▶ _WRITTEN EXERCISE_
Where a line of the listing below includes the word "conformément", reproduce that line.

## Start STORED RECORDS

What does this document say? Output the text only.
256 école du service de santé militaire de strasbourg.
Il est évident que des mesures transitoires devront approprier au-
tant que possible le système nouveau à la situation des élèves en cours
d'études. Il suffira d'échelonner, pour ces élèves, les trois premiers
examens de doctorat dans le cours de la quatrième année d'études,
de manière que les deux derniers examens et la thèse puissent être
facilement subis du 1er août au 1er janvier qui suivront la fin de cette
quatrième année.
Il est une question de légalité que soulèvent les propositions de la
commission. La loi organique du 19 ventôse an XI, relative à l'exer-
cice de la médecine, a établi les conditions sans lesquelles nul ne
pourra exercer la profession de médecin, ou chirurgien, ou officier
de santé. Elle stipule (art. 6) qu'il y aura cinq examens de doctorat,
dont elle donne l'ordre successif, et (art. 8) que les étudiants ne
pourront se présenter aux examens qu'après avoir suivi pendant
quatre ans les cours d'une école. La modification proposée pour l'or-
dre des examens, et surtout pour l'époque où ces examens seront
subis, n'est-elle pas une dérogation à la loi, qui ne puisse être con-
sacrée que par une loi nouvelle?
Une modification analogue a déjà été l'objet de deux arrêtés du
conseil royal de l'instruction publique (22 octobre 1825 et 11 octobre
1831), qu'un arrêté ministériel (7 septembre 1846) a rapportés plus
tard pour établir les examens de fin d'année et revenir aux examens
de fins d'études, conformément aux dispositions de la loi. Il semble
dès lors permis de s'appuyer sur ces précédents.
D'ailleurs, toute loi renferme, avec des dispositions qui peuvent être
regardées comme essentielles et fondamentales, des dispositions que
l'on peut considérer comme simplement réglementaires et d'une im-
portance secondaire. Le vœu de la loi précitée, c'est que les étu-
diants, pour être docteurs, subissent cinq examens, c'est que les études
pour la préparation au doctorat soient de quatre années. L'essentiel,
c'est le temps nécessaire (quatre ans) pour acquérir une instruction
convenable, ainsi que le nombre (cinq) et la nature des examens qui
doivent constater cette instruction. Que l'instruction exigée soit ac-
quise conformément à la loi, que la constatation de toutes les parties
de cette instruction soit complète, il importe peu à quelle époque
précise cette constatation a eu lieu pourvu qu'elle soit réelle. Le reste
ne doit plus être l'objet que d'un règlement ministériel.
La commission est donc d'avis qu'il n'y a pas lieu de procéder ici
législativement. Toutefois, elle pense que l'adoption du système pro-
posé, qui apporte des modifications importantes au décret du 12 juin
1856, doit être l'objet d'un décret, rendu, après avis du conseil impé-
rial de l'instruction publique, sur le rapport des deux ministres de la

## End STORED RECORDS

▶ _EXERCISE RESPONSE_
de fins d'études, conformément aux dispositions de la loi. Il semble
quise conformément à la loi, que la constatation de toutes les parties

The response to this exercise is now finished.